**List of tasks:**
1. In the bicycle passage, what share of average yearly income in the United States goes to transportation?
2. Reproduce the bicycle passage word for word, starting at "The craziest thing" and ending at "wealth, and happiness.".

*** Source passage Section Begins ***

The craziest thing about the low utilization of bicycles is that self-powered transportation would be an overwhelmingly positive thing for the majority of people. It comes down to health, wealth, and happiness.
Wealth is obvious, bicycles are a lot cheaper than cars, even absurdly expensive bicycles. 17% of the average USAmerican yearly income goes to transportation, which is the second largest spending category after housing. Furthermore cycling naturally supports the very local economy, which the cyclist necessarily participates in and at least indirectly benefits from. The savings can even be realized directly with participation in the Bicycle Benefits program, with presently almost a hundred local, conscientious businesses (some of my favorite) offering incentives such as 10% off purchases.
A widely accepted goal for life is to live a long and healthy life. Healthier lifestyles would substantially reduce the majority of deaths, including their often extensive associated medical care/cost, by the biggest killers (followed by the chance any person will die from it):
1. Heart disease, 1 in 5
2. Cancer, 1 in 7
3. Stroke, 1 in 24
4. Motor vehicle accident, 1 in 84
5. Suicide, 1 in 119
I included suicide because there is evidence that shows exercise effective in mediating the symptoms of depression. There is no reason I know of to imagine that an active society will have significantly reduced cancer rates (except for the decrease in environmental pollutants), as the many causes of cancer aren't so well understood. For the next greatest causes of death some arguments could be made for the effectiveness of cycling in prevention, though they get weaker: number 6, falling, could be diminished by increased muscular fitness of elderly folks and increased spatial coordination for (tragically) clumsy people; number 7, firearm assault, could be decreased by the increase in social interaction that is inevitable when you aren't enclosed in a glass and metal box and by increasing the wealth of immediate neighbors through the support of local economy. Number 8, pedestrian accidents, would clearly decrease with the amount of cars on the road and number 9, drowning, could also decrease with increased general fitness. Of course each of these causes have instances in which the fantasized bicycle culture won't help, but there is little question that increased mean health of the population ultralight human powered vehicles would have an incredible impact on healthcare expenses. There is no other way to say it but that bicycling is a miraculous thing that a (growing) few take advantage of. Riding a bike leaves the air cleaner, your self happier and your body healthier, where's the downside? You can't say safety because cars aren't safer, car accidents kill way more people than bicycle accidents. There is no downside, ride your bike.

*** Source passage Section Ends ***
*** Entries provided Section Begins ***

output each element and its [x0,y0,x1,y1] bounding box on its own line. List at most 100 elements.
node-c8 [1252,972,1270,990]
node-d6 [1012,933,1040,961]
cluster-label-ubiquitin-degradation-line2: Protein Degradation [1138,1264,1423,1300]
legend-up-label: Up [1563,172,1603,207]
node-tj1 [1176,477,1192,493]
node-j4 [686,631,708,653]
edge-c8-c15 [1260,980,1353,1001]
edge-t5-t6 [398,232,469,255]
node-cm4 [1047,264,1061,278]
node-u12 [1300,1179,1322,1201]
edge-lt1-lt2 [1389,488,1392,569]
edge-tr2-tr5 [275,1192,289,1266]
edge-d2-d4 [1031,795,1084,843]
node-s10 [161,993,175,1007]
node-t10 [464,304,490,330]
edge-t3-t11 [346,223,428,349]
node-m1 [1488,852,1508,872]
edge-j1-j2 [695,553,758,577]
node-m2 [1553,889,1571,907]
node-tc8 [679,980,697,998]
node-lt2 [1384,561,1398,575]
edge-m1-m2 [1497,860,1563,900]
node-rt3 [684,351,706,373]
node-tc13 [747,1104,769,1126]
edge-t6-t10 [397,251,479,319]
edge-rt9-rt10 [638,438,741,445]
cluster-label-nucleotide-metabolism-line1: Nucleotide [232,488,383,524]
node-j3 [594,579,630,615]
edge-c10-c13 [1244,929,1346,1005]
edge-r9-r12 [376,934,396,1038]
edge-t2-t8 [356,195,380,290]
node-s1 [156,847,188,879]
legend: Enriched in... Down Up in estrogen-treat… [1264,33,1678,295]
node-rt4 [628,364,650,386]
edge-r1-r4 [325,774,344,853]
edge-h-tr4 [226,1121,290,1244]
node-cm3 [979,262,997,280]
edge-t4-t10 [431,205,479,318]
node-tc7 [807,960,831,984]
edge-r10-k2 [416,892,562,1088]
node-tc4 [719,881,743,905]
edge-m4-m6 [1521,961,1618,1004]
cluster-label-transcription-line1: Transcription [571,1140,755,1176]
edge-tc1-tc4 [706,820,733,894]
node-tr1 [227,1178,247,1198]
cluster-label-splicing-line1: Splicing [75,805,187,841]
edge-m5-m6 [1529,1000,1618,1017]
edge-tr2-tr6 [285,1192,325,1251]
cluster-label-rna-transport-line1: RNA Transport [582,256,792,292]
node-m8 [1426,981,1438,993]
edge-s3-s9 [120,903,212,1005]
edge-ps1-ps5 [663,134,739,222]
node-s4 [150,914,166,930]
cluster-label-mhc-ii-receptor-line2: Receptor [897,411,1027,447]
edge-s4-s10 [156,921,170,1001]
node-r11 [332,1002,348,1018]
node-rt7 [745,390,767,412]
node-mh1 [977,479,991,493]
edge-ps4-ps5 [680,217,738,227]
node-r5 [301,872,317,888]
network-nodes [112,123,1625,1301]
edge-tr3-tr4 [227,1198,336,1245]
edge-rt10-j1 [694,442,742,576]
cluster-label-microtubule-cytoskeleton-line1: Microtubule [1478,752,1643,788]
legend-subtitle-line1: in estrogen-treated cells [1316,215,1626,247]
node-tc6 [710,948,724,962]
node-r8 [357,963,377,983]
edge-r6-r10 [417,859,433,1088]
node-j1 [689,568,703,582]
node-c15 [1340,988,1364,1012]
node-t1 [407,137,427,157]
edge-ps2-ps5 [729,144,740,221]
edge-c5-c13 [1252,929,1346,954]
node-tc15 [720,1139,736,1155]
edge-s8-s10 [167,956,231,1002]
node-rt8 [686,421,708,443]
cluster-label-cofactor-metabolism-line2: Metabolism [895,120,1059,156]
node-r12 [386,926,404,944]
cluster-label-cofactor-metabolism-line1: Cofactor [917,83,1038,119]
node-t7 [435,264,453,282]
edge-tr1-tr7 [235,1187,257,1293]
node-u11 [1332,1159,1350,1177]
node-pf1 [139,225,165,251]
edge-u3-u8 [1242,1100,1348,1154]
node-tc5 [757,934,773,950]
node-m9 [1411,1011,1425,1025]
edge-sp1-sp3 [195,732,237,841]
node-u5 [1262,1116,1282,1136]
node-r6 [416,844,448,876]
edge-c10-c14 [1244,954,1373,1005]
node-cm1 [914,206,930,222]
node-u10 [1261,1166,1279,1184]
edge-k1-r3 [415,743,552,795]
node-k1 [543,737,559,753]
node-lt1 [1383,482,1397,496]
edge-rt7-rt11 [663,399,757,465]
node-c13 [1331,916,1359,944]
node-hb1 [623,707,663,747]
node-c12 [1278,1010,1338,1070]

*** Entries provided Section Ends ***

**Answer section:**
1. 17%

2.
The craziest thing about the low utilization of bicycles is that self-powered transportation would be an overwhelmingly positive thing for the majority of people. It comes down to health, wealth, and happiness.